━━ PROVIDED INFORMATION

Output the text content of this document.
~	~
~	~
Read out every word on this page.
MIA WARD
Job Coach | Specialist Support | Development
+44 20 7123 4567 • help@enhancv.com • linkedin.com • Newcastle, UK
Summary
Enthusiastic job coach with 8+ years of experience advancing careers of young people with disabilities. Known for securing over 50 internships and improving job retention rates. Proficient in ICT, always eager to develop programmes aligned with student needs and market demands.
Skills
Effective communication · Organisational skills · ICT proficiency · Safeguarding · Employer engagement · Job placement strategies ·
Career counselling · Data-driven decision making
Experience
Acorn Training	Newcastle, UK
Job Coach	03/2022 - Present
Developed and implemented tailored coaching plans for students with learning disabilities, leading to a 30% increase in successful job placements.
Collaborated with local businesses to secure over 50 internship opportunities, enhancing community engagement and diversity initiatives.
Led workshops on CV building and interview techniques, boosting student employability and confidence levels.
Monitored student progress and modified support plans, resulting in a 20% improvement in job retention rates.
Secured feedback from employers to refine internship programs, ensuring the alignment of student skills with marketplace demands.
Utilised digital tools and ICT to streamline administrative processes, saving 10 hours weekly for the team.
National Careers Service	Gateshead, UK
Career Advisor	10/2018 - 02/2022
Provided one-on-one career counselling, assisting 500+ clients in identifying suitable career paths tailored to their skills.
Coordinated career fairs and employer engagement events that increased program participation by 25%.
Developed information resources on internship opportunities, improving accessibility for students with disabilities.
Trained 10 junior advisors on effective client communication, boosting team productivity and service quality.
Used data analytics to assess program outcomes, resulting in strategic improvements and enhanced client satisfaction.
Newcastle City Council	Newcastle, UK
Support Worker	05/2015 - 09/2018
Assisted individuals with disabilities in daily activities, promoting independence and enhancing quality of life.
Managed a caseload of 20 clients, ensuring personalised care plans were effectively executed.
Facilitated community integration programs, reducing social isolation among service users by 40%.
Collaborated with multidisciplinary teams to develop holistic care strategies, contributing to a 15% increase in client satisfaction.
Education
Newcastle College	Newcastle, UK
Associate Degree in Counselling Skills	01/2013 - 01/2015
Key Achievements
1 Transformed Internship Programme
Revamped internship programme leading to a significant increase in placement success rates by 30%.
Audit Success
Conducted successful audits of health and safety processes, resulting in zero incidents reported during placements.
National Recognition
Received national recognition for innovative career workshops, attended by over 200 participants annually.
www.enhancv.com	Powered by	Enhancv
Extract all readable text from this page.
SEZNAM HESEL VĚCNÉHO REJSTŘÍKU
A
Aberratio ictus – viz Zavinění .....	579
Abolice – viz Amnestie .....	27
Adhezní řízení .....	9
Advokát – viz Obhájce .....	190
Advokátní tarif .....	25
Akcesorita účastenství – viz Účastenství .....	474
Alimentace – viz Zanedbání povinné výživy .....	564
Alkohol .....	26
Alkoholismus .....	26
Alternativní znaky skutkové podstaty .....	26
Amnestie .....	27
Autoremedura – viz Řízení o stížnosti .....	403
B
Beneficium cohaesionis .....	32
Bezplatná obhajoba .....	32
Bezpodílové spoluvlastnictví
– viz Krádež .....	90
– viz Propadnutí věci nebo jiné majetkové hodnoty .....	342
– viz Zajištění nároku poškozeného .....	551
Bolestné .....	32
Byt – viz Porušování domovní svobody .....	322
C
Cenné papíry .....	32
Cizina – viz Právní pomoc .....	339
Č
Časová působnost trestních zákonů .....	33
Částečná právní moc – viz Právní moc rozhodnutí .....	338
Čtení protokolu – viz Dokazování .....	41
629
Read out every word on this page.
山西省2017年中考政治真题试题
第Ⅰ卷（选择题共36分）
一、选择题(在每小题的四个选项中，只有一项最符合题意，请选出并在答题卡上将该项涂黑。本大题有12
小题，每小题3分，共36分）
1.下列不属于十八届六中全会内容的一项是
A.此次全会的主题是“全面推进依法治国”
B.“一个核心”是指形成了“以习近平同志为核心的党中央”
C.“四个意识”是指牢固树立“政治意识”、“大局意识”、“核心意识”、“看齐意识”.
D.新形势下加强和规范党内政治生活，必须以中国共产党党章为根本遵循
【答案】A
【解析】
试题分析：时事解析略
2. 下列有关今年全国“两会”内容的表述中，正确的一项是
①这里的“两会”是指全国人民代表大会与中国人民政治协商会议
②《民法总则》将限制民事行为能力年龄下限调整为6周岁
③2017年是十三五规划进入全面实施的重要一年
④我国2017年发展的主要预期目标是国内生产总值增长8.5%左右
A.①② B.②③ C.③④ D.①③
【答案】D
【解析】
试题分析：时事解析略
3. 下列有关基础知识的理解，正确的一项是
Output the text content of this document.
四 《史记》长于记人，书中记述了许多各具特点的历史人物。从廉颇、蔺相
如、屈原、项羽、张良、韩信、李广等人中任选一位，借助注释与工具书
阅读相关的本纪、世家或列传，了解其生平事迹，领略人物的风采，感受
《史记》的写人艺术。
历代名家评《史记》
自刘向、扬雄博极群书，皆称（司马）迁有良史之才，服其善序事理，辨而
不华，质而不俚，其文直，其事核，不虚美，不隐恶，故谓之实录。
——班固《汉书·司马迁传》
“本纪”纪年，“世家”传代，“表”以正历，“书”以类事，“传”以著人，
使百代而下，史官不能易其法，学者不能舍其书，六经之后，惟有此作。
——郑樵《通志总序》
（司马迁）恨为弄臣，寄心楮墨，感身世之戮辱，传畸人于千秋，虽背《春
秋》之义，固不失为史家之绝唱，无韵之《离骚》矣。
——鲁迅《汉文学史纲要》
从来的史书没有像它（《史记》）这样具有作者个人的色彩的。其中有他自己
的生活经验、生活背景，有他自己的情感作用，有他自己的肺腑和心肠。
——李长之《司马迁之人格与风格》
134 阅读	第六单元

━━━━

**EXERCISE DETAILS:**
Return the listing above in its exact form.

**CORRECT OUTPUT:**
Output the text content of this document.
~	~
~	~
Read out every word on this page.
MIA WARD
Job Coach | Specialist Support | Development
+44 20 7123 4567 • help@enhancv.com • linkedin.com • Newcastle, UK
Summary
Enthusiastic job coach with 8+ years of experience advancing careers of young people with disabilities. Known for securing over 50 internships and improving job retention rates. Proficient in ICT, always eager to develop programmes aligned with student needs and market demands.
Skills
Effective communication · Organisational skills · ICT proficiency · Safeguarding · Employer engagement · Job placement strategies ·
Career counselling · Data-driven decision making
Experience
Acorn Training	Newcastle, UK
Job Coach	03/2022 - Present
Developed and implemented tailored coaching plans for students with learning disabilities, leading to a 30% increase in successful job placements.
Collaborated with local businesses to secure over 50 internship opportunities, enhancing community engagement and diversity initiatives.
Led workshops on CV building and interview techniques, boosting student employability and confidence levels.
Monitored student progress and modified support plans, resulting in a 20% improvement in job retention rates.
Secured feedback from employers to refine internship programs, ensuring the alignment of student skills with marketplace demands.
Utilised digital tools and ICT to streamline administrative processes, saving 10 hours weekly for the team.
National Careers Service	Gateshead, UK
Career Advisor	10/2018 - 02/2022
Provided one-on-one career counselling, assisting 500+ clients in identifying suitable career paths tailored to their skills.
Coordinated career fairs and employer engagement events that increased program participation by 25%.
Developed information resources on internship opportunities, improving accessibility for students with disabilities.
Trained 10 junior advisors on effective client communication, boosting team productivity and service quality.
Used data analytics to assess program outcomes, resulting in strategic improvements and enhanced client satisfaction.
Newcastle City Council	Newcastle, UK
Support Worker	05/2015 - 09/2018
Assisted individuals with disabilities in daily activities, promoting independence and enhancing quality of life.
Managed a caseload of 20 clients, ensuring personalised care plans were effectively executed.
Facilitated community integration programs, reducing social isolation among service users by 40%.
Collaborated with multidisciplinary teams to develop holistic care strategies, contributing to a 15% increase in client satisfaction.
Education
Newcastle College	Newcastle, UK
Associate Degree in Counselling Skills	01/2013 - 01/2015
Key Achievements
1 Transformed Internship Programme
Revamped internship programme leading to a significant increase in placement success rates by 30%.
Audit Success
Conducted successful audits of health and safety processes, resulting in zero incidents reported during placements.
National Recognition
Received national recognition for innovative career workshops, attended by over 200 participants annually.
www.enhancv.com	Powered by	Enhancv
Extract all readable text from this page.
SEZNAM HESEL VĚCNÉHO REJSTŘÍKU
A
Aberratio ictus – viz Zavinění .....	579
Abolice – viz Amnestie .....	27
Adhezní řízení .....	9
Advokát – viz Obhájce .....	190
Advokátní tarif .....	25
Akcesorita účastenství – viz Účastenství .....	474
Alimentace – viz Zanedbání povinné výživy .....	564
Alkohol .....	26
Alkoholismus .....	26
Alternativní znaky skutkové podstaty .....	26
Amnestie .....	27
Autoremedura – viz Řízení o stížnosti .....	403
B
Beneficium cohaesionis .....	32
Bezplatná obhajoba .....	32
Bezpodílové spoluvlastnictví
– viz Krádež .....	90
– viz Propadnutí věci nebo jiné majetkové hodnoty .....	342
– viz Zajištění nároku poškozeného .....	551
Bolestné .....	32
Byt – viz Porušování domovní svobody .....	322
C
Cenné papíry .....	32
Cizina – viz Právní pomoc .....	339
Č
Časová působnost trestních zákonů .....	33
Částečná právní moc – viz Právní moc rozhodnutí .....	338
Čtení protokolu – viz Dokazování .....	41
629
Read out every word on this page.
山西省2017年中考政治真题试题
第Ⅰ卷（选择题共36分）
一、选择题(在每小题的四个选项中，只有一项最符合题意，请选出并在答题卡上将该项涂黑。本大题有12
小题，每小题3分，共36分）
1.下列不属于十八届六中全会内容的一项是
A.此次全会的主题是“全面推进依法治国”
B.“一个核心”是指形成了“以习近平同志为核心的党中央”
C.“四个意识”是指牢固树立“政治意识”、“大局意识”、“核心意识”、“看齐意识”.
D.新形势下加强和规范党内政治生活，必须以中国共产党党章为根本遵循
【答案】A
【解析】
试题分析：时事解析略
2. 下列有关今年全国“两会”内容的表述中，正确的一项是
①这里的“两会”是指全国人民代表大会与中国人民政治协商会议
②《民法总则》将限制民事行为能力年龄下限调整为6周岁
③2017年是十三五规划进入全面实施的重要一年
④我国2017年发展的主要预期目标是国内生产总值增长8.5%左右
A.①② B.②③ C.③④ D.①③
【答案】D
【解析】
试题分析：时事解析略
3. 下列有关基础知识的理解，正确的一项是
Output the text content of this document.
四 《史记》长于记人，书中记述了许多各具特点的历史人物。从廉颇、蔺相
如、屈原、项羽、张良、韩信、李广等人中任选一位，借助注释与工具书
阅读相关的本纪、世家或列传，了解其生平事迹，领略人物的风采，感受
《史记》的写人艺术。
历代名家评《史记》
自刘向、扬雄博极群书，皆称（司马）迁有良史之才，服其善序事理，辨而
不华，质而不俚，其文直，其事核，不虚美，不隐恶，故谓之实录。
——班固《汉书·司马迁传》
“本纪”纪年，“世家”传代，“表”以正历，“书”以类事，“传”以著人，
使百代而下，史官不能易其法，学者不能舍其书，六经之后，惟有此作。
——郑樵《通志总序》
（司马迁）恨为弄臣，寄心楮墨，感身世之戮辱，传畸人于千秋，虽背《春
秋》之义，固不失为史家之绝唱，无韵之《离骚》矣。
——鲁迅《汉文学史纲要》
从来的史书没有像它（《史记》）这样具有作者个人的色彩的。其中有他自己
的生活经验、生活背景，有他自己的情感作用，有他自己的肺腑和心肠。
——李长之《司马迁之人格与风格》
134 阅读	第六单元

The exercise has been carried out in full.